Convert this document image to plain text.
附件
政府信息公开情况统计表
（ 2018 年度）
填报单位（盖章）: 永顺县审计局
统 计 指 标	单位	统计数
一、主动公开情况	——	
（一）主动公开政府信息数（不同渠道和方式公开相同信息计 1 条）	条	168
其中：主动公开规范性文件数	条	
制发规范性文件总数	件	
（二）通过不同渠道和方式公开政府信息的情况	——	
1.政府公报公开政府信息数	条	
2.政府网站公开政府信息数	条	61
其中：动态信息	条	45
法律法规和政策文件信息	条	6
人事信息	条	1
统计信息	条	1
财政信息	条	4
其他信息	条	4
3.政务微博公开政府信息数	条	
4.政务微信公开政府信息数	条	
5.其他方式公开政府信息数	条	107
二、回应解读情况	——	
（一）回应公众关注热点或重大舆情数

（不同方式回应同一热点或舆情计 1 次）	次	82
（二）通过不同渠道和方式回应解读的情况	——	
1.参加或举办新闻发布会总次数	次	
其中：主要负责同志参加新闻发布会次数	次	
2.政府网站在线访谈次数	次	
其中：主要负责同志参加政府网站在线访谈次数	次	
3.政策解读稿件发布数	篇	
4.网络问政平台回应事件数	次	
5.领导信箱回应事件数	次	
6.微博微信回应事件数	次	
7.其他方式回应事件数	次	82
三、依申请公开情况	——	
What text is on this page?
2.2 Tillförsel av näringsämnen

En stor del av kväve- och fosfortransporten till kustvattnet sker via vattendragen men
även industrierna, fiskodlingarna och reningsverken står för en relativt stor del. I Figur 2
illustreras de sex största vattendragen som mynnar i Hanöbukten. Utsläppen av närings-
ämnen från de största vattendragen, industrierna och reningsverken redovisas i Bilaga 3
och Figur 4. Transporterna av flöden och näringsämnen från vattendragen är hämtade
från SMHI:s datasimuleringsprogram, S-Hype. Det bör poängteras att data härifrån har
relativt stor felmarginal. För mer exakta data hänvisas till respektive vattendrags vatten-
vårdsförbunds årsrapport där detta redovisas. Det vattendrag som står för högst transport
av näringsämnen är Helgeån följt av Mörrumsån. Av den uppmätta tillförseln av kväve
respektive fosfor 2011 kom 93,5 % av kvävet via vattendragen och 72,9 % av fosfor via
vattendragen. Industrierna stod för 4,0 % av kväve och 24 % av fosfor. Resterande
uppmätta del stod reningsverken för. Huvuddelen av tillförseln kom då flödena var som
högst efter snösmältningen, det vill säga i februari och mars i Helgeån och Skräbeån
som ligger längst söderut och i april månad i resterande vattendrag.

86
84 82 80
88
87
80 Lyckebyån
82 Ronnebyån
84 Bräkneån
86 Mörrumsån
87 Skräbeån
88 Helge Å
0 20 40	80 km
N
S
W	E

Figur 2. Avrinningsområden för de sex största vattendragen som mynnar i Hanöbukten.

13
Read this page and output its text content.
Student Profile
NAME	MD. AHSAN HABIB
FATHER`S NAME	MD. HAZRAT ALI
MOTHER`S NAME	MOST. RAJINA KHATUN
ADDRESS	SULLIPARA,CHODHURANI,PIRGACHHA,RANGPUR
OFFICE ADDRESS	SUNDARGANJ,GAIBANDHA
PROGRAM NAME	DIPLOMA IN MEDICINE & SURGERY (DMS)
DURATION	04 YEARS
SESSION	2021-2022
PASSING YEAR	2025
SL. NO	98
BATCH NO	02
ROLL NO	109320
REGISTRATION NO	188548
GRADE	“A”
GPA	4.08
....
### Task details
Lines that hold "Mörrumsån" are the ones to copy; find all of them.

### Exercise solution
av näringsämnen är Helgeån följt av Mörrumsån. Av den uppmätta tillförseln av kväve
86 Mörrumsån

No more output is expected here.